### RECORD EXCERPTS
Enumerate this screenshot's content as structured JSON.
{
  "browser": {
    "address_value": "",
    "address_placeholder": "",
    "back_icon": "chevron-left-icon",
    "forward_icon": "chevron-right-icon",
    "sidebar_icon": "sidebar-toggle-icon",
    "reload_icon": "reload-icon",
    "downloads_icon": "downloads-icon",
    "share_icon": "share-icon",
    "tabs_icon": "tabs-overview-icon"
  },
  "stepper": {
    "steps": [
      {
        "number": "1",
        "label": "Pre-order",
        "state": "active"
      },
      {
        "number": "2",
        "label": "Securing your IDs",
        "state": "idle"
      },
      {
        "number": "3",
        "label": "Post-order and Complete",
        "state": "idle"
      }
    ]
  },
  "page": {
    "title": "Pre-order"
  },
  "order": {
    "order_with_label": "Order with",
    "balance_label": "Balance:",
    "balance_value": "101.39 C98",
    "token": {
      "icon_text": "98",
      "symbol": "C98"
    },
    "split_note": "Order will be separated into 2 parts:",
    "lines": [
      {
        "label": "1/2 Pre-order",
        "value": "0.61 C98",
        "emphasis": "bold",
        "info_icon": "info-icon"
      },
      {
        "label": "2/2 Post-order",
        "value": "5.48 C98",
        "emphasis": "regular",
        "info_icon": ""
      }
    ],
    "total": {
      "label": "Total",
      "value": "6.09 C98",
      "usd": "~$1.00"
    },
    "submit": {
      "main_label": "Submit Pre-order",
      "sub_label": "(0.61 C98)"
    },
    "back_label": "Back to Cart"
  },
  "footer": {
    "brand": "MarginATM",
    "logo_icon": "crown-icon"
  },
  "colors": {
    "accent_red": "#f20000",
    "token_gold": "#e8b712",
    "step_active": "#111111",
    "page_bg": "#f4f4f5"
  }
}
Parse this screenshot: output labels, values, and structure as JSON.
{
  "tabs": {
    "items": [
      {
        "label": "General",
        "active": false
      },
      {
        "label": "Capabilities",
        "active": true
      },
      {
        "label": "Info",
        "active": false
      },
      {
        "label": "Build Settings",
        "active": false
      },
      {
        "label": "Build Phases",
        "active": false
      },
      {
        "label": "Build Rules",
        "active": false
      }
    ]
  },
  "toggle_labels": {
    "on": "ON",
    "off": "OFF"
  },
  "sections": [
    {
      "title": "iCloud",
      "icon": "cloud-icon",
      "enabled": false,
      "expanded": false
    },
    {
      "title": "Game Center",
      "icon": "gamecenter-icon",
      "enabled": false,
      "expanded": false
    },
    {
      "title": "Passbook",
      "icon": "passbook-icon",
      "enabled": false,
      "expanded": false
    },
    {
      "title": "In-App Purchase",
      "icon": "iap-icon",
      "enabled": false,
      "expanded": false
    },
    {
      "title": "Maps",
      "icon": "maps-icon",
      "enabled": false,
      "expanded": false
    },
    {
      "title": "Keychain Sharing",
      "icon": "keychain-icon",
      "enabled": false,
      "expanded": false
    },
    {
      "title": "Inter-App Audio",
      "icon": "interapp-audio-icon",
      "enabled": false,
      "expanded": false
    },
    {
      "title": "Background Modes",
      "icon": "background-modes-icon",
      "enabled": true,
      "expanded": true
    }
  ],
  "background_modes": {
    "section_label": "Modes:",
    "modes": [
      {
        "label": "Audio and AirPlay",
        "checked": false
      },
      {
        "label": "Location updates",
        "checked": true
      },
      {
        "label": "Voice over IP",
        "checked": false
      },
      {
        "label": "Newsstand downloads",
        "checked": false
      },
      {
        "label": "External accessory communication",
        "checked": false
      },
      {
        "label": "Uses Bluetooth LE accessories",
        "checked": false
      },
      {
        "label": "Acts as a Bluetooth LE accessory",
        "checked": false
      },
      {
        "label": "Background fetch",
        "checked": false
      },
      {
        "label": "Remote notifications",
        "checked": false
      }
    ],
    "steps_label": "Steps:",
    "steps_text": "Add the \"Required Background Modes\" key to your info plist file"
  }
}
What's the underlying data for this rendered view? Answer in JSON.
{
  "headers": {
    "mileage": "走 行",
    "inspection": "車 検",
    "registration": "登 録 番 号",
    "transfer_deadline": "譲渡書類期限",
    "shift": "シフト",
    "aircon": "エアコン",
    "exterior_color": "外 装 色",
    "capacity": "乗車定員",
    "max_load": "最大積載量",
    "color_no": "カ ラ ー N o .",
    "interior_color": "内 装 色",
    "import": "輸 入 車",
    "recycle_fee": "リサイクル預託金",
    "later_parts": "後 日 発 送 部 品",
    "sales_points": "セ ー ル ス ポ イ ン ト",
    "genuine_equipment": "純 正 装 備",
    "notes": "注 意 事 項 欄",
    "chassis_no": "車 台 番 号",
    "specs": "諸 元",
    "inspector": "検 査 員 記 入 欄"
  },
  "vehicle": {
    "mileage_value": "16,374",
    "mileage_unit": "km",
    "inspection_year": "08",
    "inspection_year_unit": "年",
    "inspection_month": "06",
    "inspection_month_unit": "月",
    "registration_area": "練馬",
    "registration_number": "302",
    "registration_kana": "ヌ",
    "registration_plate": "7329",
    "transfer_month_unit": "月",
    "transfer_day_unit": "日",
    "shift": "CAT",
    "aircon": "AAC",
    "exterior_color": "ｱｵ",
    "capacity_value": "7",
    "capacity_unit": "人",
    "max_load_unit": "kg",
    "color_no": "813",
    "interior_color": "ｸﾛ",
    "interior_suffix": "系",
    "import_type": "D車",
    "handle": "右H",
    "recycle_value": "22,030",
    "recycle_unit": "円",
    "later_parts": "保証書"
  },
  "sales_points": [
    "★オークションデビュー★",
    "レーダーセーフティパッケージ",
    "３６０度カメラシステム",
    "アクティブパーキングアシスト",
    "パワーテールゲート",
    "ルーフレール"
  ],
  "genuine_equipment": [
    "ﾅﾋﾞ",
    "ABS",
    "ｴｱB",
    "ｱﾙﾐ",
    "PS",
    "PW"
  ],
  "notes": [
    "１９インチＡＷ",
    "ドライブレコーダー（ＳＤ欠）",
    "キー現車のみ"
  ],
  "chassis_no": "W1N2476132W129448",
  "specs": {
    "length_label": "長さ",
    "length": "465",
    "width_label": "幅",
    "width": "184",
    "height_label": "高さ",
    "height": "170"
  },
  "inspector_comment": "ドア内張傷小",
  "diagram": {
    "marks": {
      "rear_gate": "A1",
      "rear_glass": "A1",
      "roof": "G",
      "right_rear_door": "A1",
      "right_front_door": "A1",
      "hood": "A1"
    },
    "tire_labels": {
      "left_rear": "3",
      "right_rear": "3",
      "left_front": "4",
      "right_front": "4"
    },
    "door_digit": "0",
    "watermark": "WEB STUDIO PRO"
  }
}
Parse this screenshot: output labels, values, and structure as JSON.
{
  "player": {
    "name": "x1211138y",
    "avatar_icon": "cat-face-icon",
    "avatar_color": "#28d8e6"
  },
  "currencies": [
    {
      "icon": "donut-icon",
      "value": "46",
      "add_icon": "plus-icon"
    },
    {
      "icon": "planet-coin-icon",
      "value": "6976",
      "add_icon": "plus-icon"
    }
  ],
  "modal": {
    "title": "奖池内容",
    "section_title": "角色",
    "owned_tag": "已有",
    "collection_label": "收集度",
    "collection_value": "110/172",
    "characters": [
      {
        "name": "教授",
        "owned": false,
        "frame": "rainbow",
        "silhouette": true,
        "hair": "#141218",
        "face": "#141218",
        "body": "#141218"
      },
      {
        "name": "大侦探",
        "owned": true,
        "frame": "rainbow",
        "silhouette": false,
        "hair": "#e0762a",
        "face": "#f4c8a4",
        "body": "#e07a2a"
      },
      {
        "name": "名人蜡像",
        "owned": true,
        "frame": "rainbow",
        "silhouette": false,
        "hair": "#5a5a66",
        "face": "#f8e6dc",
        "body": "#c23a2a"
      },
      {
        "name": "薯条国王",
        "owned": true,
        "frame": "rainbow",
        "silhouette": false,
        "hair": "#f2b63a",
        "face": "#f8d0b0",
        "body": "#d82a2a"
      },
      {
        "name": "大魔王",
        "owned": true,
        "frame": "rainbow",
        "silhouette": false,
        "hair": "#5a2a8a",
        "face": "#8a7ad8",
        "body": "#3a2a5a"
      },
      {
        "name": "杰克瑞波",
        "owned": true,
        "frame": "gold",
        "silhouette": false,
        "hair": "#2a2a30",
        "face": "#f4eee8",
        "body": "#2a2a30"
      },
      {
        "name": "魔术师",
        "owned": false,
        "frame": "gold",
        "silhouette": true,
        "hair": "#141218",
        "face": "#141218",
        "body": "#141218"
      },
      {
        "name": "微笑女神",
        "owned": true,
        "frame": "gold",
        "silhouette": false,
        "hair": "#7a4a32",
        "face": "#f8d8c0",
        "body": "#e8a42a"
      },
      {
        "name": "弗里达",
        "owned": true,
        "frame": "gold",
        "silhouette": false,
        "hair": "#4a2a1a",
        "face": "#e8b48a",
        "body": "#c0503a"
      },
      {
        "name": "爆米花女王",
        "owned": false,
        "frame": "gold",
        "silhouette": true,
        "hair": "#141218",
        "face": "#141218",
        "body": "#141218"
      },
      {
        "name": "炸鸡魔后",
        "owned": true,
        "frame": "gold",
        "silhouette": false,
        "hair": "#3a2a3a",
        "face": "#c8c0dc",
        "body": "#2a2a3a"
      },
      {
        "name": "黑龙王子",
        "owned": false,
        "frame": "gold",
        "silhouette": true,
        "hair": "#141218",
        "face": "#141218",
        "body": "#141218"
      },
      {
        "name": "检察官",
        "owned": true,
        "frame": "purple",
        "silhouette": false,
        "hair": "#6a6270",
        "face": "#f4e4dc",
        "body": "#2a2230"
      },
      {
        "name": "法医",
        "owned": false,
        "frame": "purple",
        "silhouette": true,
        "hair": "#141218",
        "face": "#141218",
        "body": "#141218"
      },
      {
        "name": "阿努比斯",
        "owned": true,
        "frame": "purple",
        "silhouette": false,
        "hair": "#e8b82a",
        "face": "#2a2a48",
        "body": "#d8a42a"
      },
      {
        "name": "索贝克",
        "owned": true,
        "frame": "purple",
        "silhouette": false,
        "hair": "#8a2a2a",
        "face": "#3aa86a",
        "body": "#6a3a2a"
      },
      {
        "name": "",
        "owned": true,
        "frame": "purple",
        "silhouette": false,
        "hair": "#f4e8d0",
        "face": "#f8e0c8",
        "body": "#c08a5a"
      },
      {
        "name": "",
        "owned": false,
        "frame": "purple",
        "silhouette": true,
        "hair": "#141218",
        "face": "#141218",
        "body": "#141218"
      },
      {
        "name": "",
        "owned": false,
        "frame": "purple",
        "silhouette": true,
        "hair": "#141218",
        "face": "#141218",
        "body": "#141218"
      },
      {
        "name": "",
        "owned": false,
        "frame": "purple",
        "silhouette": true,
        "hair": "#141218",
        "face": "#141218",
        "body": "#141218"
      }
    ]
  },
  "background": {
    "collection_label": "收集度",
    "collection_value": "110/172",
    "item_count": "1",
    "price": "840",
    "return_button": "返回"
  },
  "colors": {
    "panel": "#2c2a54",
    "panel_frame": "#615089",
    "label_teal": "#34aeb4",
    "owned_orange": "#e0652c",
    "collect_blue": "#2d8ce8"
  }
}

### WORK INSTRUCTIONS
From the listing above, collect each line in which the string "Bluetooth" appears.

### SOLUTION FOR THIS TASK
        "label": "Uses Bluetooth LE accessories",
        "label": "Acts as a Bluetooth LE accessory",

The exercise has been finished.